* _Given information_:

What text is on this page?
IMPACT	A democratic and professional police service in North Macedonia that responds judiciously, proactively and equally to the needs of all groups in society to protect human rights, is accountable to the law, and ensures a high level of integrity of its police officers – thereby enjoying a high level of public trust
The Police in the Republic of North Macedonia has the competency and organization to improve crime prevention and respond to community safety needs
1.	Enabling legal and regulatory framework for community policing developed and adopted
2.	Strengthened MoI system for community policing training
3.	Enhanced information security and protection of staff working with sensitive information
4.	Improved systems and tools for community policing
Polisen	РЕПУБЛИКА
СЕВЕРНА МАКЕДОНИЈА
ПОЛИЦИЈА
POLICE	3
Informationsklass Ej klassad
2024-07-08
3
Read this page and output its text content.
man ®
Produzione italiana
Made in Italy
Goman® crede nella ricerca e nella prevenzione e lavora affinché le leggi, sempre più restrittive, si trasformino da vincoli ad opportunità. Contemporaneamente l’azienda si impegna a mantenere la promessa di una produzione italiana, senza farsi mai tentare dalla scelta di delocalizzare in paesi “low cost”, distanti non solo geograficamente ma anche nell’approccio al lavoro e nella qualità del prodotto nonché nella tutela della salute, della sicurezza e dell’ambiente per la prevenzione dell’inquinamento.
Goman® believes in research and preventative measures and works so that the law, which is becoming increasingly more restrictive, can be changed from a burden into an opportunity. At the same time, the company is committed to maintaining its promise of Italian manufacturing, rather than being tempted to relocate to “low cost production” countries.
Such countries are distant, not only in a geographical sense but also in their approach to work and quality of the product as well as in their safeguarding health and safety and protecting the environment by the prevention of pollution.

* _What needs to be done_:
Output all of the material, please, exactly as it stands.

* _Solution to this task_:
What text is on this page?
IMPACT	A democratic and professional police service in North Macedonia that responds judiciously, proactively and equally to the needs of all groups in society to protect human rights, is accountable to the law, and ensures a high level of integrity of its police officers – thereby enjoying a high level of public trust
The Police in the Republic of North Macedonia has the competency and organization to improve crime prevention and respond to community safety needs
1.	Enabling legal and regulatory framework for community policing developed and adopted
2.	Strengthened MoI system for community policing training
3.	Enhanced information security and protection of staff working with sensitive information
4.	Improved systems and tools for community policing
Polisen	РЕПУБЛИКА
СЕВЕРНА МАКЕДОНИЈА
ПОЛИЦИЈА
POLICE	3
Informationsklass Ej klassad
2024-07-08
3
Read this page and output its text content.
man ®
Produzione italiana
Made in Italy
Goman® crede nella ricerca e nella prevenzione e lavora affinché le leggi, sempre più restrittive, si trasformino da vincoli ad opportunità. Contemporaneamente l’azienda si impegna a mantenere la promessa di una produzione italiana, senza farsi mai tentare dalla scelta di delocalizzare in paesi “low cost”, distanti non solo geograficamente ma anche nell’approccio al lavoro e nella qualità del prodotto nonché nella tutela della salute, della sicurezza e dell’ambiente per la prevenzione dell’inquinamento.
Goman® believes in research and preventative measures and works so that the law, which is becoming increasingly more restrictive, can be changed from a burden into an opportunity. At the same time, the company is committed to maintaining its promise of Italian manufacturing, rather than being tempted to relocate to “low cost production” countries.
Such countries are distant, not only in a geographical sense but also in their approach to work and quality of the product as well as in their safeguarding health and safety and protecting the environment by the prevention of pollution.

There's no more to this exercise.